# START OF Information provided

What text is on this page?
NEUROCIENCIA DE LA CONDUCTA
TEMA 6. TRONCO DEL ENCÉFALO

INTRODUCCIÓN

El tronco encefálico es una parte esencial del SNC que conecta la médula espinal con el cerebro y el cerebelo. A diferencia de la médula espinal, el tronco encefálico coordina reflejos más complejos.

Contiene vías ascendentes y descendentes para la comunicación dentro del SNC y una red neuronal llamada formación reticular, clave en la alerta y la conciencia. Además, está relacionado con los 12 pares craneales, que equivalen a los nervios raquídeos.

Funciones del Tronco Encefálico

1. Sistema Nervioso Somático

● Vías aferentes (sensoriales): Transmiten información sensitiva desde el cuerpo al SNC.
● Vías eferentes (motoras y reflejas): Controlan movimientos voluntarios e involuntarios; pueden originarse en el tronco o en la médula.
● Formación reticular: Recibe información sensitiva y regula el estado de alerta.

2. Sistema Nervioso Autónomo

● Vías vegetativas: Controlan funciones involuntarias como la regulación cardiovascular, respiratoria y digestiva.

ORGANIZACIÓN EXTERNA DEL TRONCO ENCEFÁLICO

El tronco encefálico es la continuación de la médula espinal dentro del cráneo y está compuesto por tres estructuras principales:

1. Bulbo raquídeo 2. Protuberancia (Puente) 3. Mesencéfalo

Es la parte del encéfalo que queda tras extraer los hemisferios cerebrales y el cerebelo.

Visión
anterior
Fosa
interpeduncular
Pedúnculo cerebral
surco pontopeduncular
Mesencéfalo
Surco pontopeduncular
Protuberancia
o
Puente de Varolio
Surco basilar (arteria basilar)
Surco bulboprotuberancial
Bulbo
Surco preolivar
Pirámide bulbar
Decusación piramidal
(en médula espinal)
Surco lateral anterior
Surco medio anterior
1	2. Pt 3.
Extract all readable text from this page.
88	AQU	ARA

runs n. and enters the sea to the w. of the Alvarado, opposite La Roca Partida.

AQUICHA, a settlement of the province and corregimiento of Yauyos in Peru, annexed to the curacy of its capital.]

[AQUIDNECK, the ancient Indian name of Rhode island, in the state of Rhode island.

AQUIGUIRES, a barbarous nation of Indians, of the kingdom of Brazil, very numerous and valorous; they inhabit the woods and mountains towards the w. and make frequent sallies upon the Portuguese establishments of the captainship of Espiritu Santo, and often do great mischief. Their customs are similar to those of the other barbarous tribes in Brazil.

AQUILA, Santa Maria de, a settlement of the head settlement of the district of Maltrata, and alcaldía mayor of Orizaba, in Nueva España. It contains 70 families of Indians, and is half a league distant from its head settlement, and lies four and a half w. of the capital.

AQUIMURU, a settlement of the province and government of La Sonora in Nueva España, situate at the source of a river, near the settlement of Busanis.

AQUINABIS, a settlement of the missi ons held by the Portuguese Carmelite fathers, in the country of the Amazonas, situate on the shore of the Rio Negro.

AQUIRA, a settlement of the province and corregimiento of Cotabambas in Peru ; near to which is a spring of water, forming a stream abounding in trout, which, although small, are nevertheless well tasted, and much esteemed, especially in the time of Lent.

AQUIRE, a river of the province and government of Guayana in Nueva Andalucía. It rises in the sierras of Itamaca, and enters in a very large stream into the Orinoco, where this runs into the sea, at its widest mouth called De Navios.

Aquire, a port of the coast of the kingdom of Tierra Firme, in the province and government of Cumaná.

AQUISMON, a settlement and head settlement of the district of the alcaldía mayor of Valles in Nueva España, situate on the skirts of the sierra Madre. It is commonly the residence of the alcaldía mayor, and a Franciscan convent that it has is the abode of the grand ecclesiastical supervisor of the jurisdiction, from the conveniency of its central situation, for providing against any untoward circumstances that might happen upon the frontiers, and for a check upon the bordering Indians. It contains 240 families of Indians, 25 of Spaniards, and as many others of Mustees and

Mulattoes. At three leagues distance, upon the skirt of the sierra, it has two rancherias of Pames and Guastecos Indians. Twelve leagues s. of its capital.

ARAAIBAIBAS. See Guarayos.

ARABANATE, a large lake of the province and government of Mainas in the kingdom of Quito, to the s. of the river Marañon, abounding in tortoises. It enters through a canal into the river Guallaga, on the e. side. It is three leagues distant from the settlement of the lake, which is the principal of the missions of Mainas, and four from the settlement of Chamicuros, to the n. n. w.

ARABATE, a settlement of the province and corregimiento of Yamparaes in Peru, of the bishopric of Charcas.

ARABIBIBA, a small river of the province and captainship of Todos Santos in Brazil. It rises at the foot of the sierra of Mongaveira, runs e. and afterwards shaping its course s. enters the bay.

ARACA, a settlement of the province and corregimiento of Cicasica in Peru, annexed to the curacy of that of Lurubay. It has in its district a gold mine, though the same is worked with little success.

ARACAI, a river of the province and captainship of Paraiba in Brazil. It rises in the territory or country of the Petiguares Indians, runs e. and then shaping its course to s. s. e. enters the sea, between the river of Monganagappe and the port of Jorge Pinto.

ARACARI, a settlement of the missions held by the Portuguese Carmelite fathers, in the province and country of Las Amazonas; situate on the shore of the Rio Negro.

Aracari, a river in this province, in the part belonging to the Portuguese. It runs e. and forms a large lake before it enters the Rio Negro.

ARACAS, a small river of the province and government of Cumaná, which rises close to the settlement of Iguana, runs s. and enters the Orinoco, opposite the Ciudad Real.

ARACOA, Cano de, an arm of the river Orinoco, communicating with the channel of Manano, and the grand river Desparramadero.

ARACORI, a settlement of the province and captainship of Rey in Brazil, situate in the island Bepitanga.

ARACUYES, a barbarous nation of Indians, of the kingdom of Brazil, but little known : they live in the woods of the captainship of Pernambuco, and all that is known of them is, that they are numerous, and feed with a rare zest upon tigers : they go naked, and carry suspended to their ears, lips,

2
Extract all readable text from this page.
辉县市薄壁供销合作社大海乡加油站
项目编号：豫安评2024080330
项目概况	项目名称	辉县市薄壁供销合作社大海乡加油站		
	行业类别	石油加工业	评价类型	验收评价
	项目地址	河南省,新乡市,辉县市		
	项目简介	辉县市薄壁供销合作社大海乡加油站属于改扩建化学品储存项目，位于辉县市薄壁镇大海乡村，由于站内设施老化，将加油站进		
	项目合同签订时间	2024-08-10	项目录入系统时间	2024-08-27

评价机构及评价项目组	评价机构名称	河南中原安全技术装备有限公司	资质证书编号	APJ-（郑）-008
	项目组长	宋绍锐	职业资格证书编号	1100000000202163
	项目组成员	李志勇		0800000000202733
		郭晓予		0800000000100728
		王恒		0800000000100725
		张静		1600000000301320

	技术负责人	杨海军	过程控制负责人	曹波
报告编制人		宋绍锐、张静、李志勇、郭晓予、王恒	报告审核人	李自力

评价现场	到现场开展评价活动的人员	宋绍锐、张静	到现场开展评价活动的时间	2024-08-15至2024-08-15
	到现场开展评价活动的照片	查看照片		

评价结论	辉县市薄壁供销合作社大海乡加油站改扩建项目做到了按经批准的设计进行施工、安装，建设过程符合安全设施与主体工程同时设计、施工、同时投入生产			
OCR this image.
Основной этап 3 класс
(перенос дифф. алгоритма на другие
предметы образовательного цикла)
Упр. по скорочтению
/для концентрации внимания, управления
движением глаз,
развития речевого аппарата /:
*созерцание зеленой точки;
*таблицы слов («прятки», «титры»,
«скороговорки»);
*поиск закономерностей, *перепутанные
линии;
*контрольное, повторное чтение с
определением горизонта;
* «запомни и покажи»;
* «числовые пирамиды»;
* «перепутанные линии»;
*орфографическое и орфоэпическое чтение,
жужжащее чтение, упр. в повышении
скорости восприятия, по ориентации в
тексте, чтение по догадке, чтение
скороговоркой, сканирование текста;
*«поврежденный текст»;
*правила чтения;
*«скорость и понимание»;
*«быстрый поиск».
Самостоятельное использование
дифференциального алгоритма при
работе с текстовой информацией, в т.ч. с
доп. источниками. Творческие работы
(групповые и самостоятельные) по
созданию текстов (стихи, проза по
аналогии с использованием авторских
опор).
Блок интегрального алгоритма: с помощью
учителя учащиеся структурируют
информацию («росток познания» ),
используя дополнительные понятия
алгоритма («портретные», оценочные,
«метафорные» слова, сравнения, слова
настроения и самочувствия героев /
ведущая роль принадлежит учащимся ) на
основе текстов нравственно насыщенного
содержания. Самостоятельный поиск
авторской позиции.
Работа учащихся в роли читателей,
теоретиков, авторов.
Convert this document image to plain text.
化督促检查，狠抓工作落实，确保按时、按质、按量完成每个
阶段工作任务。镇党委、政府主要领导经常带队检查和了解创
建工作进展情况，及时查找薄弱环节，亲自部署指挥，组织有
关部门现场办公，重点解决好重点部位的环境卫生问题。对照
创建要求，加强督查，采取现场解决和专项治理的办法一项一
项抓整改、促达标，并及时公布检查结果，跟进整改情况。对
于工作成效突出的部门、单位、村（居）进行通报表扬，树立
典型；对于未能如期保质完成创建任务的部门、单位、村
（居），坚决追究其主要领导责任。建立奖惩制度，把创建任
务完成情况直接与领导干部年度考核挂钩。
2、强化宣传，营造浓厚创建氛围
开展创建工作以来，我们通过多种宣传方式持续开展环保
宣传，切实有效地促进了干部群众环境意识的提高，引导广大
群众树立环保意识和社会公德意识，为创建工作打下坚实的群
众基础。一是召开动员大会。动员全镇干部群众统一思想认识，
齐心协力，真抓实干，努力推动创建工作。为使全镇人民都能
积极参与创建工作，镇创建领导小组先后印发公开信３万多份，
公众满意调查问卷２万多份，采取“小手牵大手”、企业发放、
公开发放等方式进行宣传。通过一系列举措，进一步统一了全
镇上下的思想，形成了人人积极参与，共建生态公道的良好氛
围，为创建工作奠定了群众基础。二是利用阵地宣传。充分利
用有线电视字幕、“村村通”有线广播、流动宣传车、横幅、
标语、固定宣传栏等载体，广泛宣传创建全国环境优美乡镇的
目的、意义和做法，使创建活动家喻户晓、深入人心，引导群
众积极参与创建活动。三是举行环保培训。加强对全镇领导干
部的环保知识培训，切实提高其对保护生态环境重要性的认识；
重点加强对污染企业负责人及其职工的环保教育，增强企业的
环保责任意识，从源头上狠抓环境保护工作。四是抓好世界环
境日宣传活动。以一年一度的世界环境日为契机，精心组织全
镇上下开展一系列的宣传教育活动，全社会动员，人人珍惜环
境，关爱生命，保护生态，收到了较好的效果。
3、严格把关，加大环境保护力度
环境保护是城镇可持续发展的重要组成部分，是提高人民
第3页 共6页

# END OF Information provided

**Task to carry out**
The answer is the number of lines in the preceding material that hold "anterior"; write that number and nothing else.

**Solution for this exercise**
3